# Aim of the task:
Where the data below has the string "text", return the whole line.
::: Task input
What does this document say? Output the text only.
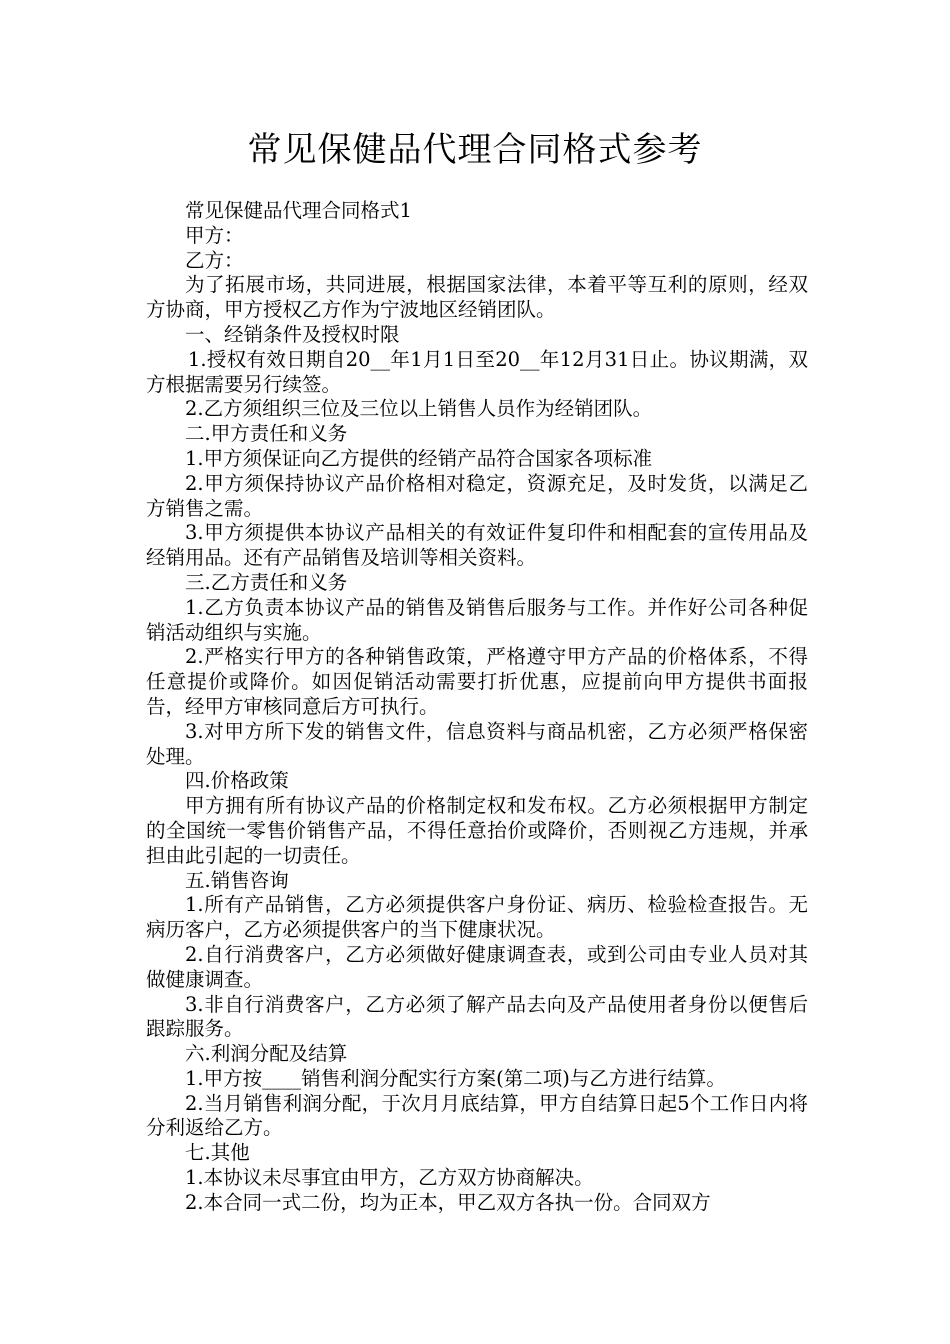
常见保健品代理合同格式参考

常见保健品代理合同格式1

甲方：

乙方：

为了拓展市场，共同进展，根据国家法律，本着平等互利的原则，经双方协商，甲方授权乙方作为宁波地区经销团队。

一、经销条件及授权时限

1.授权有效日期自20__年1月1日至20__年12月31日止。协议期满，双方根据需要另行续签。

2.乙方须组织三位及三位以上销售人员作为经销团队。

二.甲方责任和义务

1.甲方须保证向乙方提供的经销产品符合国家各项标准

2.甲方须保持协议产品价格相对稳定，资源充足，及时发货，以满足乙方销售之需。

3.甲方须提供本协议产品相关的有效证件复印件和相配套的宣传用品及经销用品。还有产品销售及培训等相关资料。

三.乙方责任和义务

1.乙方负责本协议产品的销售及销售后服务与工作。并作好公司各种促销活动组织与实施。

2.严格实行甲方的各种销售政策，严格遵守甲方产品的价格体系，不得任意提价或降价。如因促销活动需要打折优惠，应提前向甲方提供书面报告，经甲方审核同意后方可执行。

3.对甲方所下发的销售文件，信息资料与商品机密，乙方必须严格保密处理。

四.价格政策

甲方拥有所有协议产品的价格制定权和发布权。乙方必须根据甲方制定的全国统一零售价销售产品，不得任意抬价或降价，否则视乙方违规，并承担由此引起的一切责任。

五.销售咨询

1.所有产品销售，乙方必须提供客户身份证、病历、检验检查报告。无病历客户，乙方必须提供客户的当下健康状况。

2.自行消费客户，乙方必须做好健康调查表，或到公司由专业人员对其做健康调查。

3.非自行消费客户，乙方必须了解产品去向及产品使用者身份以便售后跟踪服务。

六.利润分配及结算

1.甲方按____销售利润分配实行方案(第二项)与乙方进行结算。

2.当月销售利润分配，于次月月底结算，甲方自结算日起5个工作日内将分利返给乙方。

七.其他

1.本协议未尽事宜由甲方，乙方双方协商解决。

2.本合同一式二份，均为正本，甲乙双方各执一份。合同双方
::::::
::: Task input
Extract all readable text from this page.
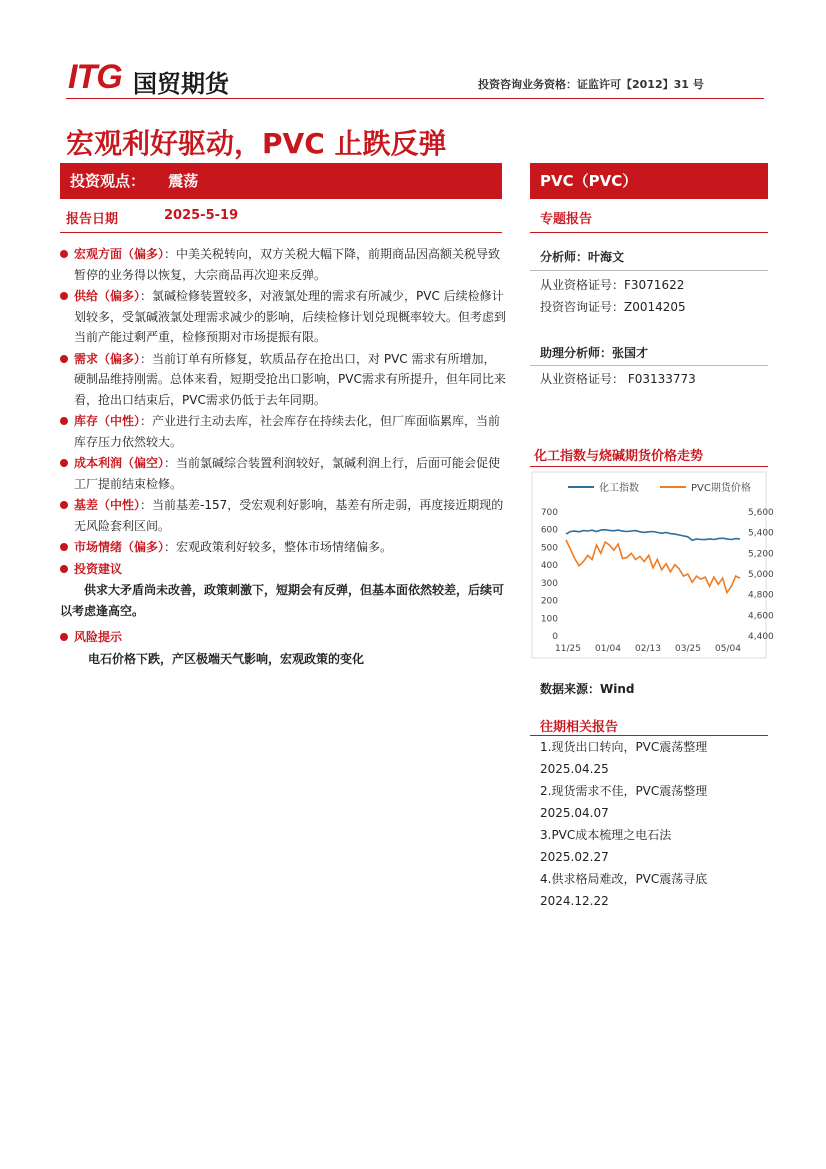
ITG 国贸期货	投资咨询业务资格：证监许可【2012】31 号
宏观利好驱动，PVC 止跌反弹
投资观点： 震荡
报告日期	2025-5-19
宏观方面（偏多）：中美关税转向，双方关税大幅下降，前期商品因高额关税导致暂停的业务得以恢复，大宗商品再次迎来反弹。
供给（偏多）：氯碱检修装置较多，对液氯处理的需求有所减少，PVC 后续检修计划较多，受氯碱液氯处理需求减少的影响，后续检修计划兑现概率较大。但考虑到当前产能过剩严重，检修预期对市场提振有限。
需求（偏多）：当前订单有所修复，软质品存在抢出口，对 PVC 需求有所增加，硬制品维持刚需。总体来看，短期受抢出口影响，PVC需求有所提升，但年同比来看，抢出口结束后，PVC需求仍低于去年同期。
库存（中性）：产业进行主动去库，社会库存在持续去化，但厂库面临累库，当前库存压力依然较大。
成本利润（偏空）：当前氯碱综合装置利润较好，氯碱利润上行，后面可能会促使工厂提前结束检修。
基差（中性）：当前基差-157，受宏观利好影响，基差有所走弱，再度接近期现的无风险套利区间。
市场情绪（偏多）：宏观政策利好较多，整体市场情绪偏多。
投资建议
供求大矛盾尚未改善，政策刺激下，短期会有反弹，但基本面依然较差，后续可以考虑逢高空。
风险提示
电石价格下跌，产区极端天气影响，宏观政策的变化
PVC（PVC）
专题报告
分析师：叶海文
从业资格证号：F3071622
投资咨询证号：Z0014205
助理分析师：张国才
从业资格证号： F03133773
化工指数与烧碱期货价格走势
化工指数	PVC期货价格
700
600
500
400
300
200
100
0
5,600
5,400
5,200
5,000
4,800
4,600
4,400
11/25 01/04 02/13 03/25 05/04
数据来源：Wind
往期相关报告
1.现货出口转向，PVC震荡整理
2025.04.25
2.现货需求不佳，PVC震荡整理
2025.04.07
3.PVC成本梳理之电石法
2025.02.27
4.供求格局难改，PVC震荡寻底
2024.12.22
::::::
# Exercise answer:
What does this document say? Output the text only.
Extract all readable text from this page.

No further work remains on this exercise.